TASK TO CARRY OUT:
Quote the listing below in its entirety, omitting every image.

-- Start of RECORDS TO PROCESS --

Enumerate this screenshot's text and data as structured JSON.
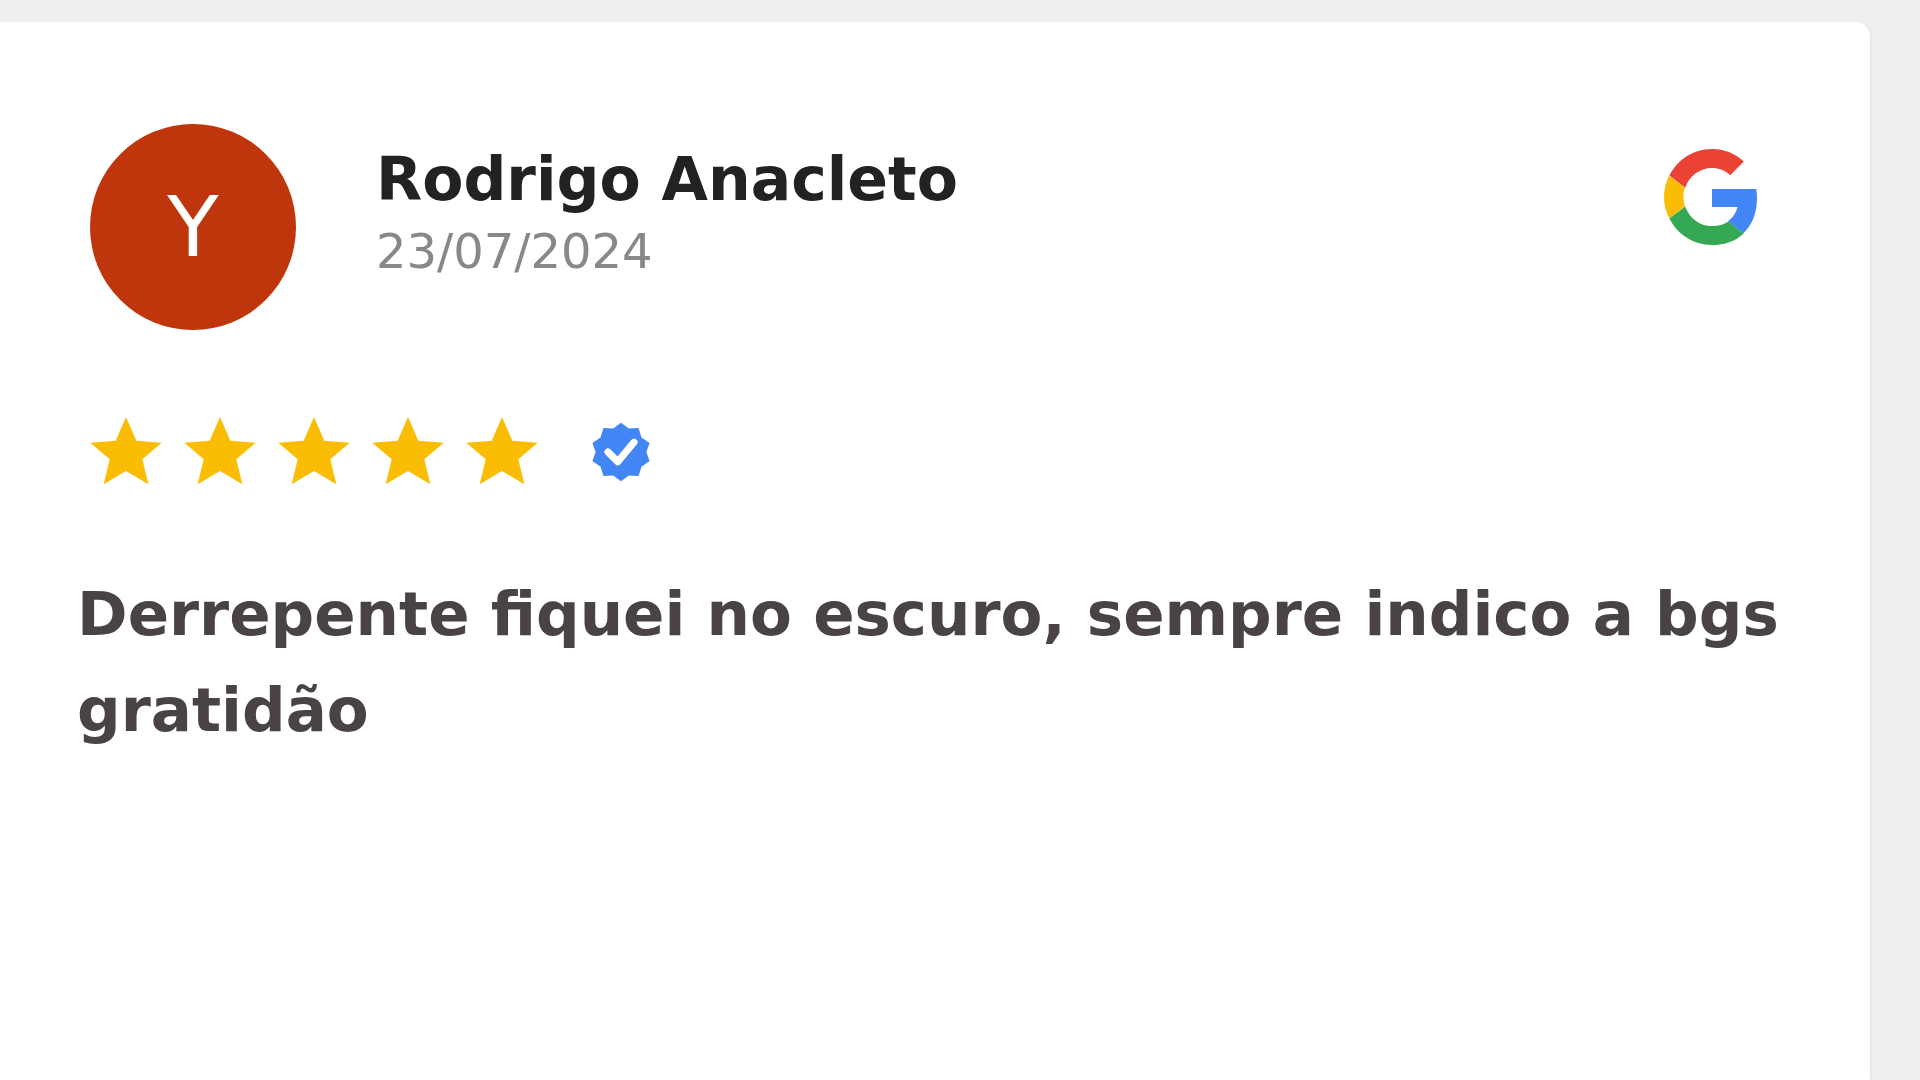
{
  "review": {
    "avatar_letter": "Y",
    "name": "Rodrigo Anacleto",
    "date": "23/07/2024",
    "stars": 5,
    "verified": true,
    "text": "Derrepente fiquei no escuro, sempre indico a bgs gratidão"
  }
}
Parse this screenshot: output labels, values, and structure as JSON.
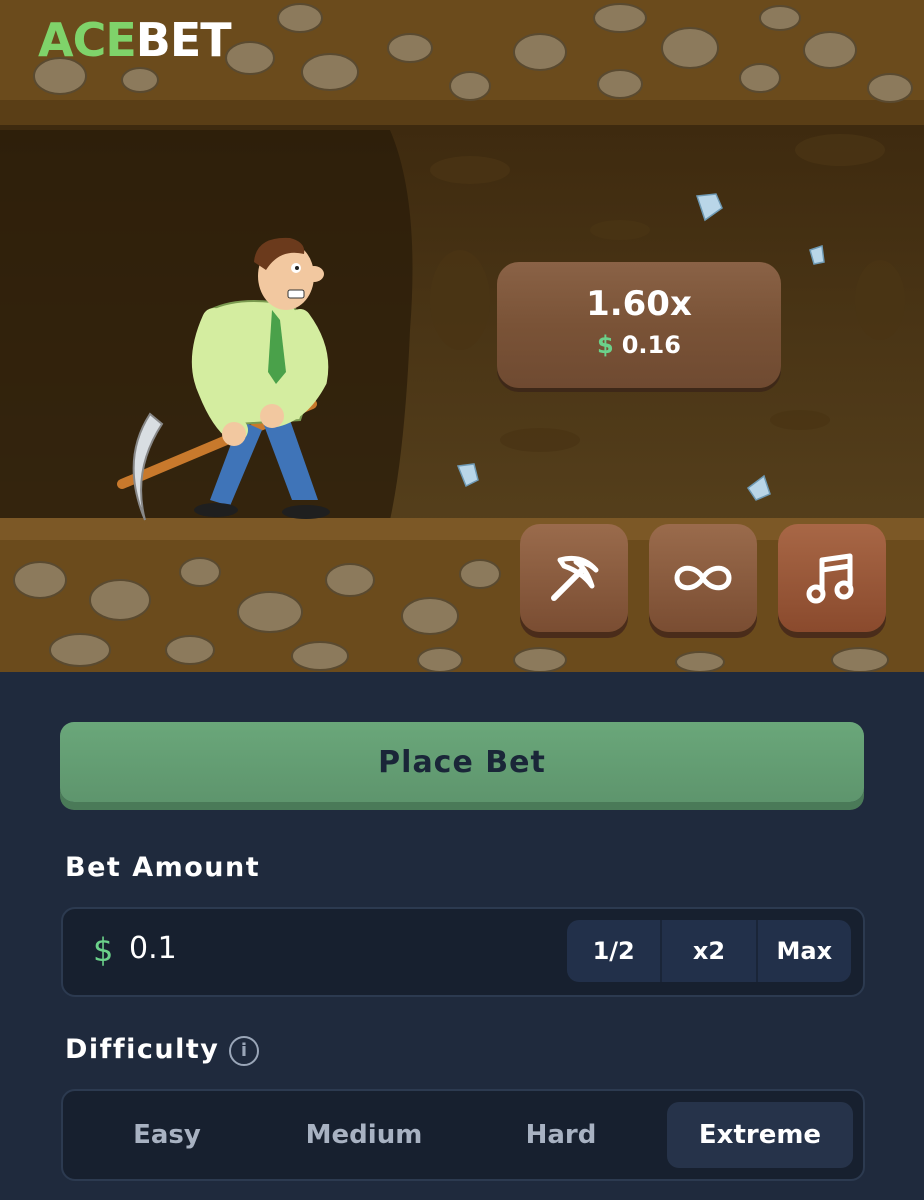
{
  "brand": {
    "part1": "ACE",
    "part2": "BET"
  },
  "game": {
    "multiplier": "1.60x",
    "payout_currency": "$",
    "payout_value": "0.16",
    "tools": [
      {
        "name": "pickaxe",
        "icon": "pickaxe-icon"
      },
      {
        "name": "autoplay",
        "icon": "infinity-icon"
      },
      {
        "name": "music",
        "icon": "music-note-icon"
      }
    ]
  },
  "controls": {
    "place_bet_label": "Place Bet",
    "bet_amount_label": "Bet Amount",
    "bet_currency": "$",
    "bet_value": "0.1",
    "half_label": "1/2",
    "double_label": "x2",
    "max_label": "Max",
    "difficulty_label": "Difficulty",
    "info_glyph": "i",
    "difficulties": [
      "Easy",
      "Medium",
      "Hard",
      "Extreme"
    ],
    "selected_difficulty": "Extreme"
  },
  "colors": {
    "accent_green": "#6bd18a",
    "button_green": "#6aa77a",
    "panel_bg": "#1f2a3d"
  }
}
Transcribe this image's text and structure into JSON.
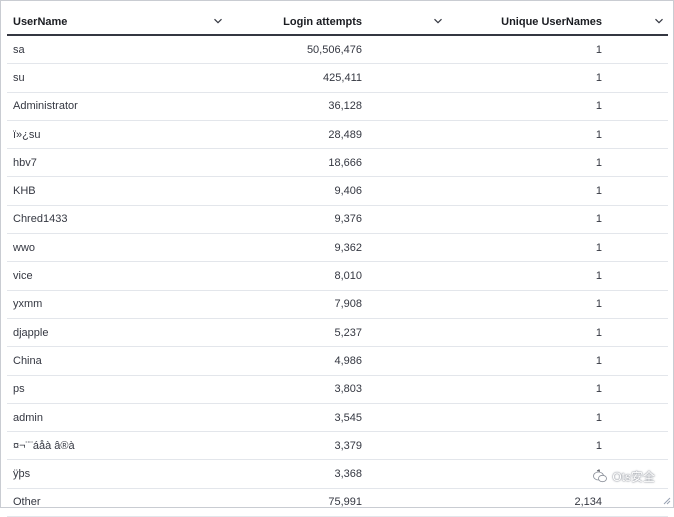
{
  "columns": [
    {
      "label": "UserName"
    },
    {
      "label": "Login attempts"
    },
    {
      "label": "Unique UserNames"
    }
  ],
  "rows": [
    {
      "username": "sa",
      "attempts": "50,506,476",
      "unique": "1"
    },
    {
      "username": "su",
      "attempts": "425,411",
      "unique": "1"
    },
    {
      "username": "Administrator",
      "attempts": "36,128",
      "unique": "1"
    },
    {
      "username": "ï»¿su",
      "attempts": "28,489",
      "unique": "1"
    },
    {
      "username": "hbv7",
      "attempts": "18,666",
      "unique": "1"
    },
    {
      "username": "KHB",
      "attempts": "9,406",
      "unique": "1"
    },
    {
      "username": "Chred1433",
      "attempts": "9,376",
      "unique": "1"
    },
    {
      "username": "wwo",
      "attempts": "9,362",
      "unique": "1"
    },
    {
      "username": "vice",
      "attempts": "8,010",
      "unique": "1"
    },
    {
      "username": "yxmm",
      "attempts": "7,908",
      "unique": "1"
    },
    {
      "username": "djapple",
      "attempts": "5,237",
      "unique": "1"
    },
    {
      "username": "China",
      "attempts": "4,986",
      "unique": "1"
    },
    {
      "username": "ps",
      "attempts": "3,803",
      "unique": "1"
    },
    {
      "username": "admin",
      "attempts": "3,545",
      "unique": "1"
    },
    {
      "username": "¤¬¨¨áåà â®à",
      "attempts": "3,379",
      "unique": "1"
    },
    {
      "username": "ÿþs",
      "attempts": "3,368",
      "unique": "1"
    },
    {
      "username": "Other",
      "attempts": "75,991",
      "unique": "2,134"
    }
  ],
  "watermark": {
    "text": "Ots安全",
    "icon": "wechat-icon"
  },
  "colors": {
    "header_text": "#1a1c21",
    "body_text": "#343741",
    "row_border": "#e3e6eb",
    "header_border": "#343741"
  }
}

-- End of RECORDS TO PROCESS --

RESPONSE:
Enumerate this screenshot's text and data as structured JSON.
{
  "review": {
    "avatar_letter": "Y",
    "name": "Rodrigo Anacleto",
    "date": "23/07/2024",
    "stars": 5,
    "verified": true,
    "text": "Derrepente fiquei no escuro, sempre indico a bgs gratidão"
  }
}
Parse this screenshot: output labels, values, and structure as JSON.
{
  "brand": {
    "part1": "ACE",
    "part2": "BET"
  },
  "game": {
    "multiplier": "1.60x",
    "payout_currency": "$",
    "payout_value": "0.16",
    "tools": [
      {
        "name": "pickaxe",
        "icon": "pickaxe-icon"
      },
      {
        "name": "autoplay",
        "icon": "infinity-icon"
      },
      {
        "name": "music",
        "icon": "music-note-icon"
      }
    ]
  },
  "controls": {
    "place_bet_label": "Place Bet",
    "bet_amount_label": "Bet Amount",
    "bet_currency": "$",
    "bet_value": "0.1",
    "half_label": "1/2",
    "double_label": "x2",
    "max_label": "Max",
    "difficulty_label": "Difficulty",
    "info_glyph": "i",
    "difficulties": [
      "Easy",
      "Medium",
      "Hard",
      "Extreme"
    ],
    "selected_difficulty": "Extreme"
  },
  "colors": {
    "accent_green": "#6bd18a",
    "button_green": "#6aa77a",
    "panel_bg": "#1f2a3d"
  }
}
Transcribe this image's text and structure into JSON.
{
  "columns": [
    {
      "label": "UserName"
    },
    {
      "label": "Login attempts"
    },
    {
      "label": "Unique UserNames"
    }
  ],
  "rows": [
    {
      "username": "sa",
      "attempts": "50,506,476",
      "unique": "1"
    },
    {
      "username": "su",
      "attempts": "425,411",
      "unique": "1"
    },
    {
      "username": "Administrator",
      "attempts": "36,128",
      "unique": "1"
    },
    {
      "username": "ï»¿su",
      "attempts": "28,489",
      "unique": "1"
    },
    {
      "username": "hbv7",
      "attempts": "18,666",
      "unique": "1"
    },
    {
      "username": "KHB",
      "attempts": "9,406",
      "unique": "1"
    },
    {
      "username": "Chred1433",
      "attempts": "9,376",
      "unique": "1"
    },
    {
      "username": "wwo",
      "attempts": "9,362",
      "unique": "1"
    },
    {
      "username": "vice",
      "attempts": "8,010",
      "unique": "1"
    },
    {
      "username": "yxmm",
      "attempts": "7,908",
      "unique": "1"
    },
    {
      "username": "djapple",
      "attempts": "5,237",
      "unique": "1"
    },
    {
      "username": "China",
      "attempts": "4,986",
      "unique": "1"
    },
    {
      "username": "ps",
      "attempts": "3,803",
      "unique": "1"
    },
    {
      "username": "admin",
      "attempts": "3,545",
      "unique": "1"
    },
    {
      "username": "¤¬¨¨áåà â®à",
      "attempts": "3,379",
      "unique": "1"
    },
    {
      "username": "ÿþs",
      "attempts": "3,368",
      "unique": "1"
    },
    {
      "username": "Other",
      "attempts": "75,991",
      "unique": "2,134"
    }
  ],
  "watermark": {
    "text": "Ots安全",
    "icon": "wechat-icon"
  },
  "colors": {
    "header_text": "#1a1c21",
    "body_text": "#343741",
    "row_border": "#e3e6eb",
    "header_border": "#343741"
  }
}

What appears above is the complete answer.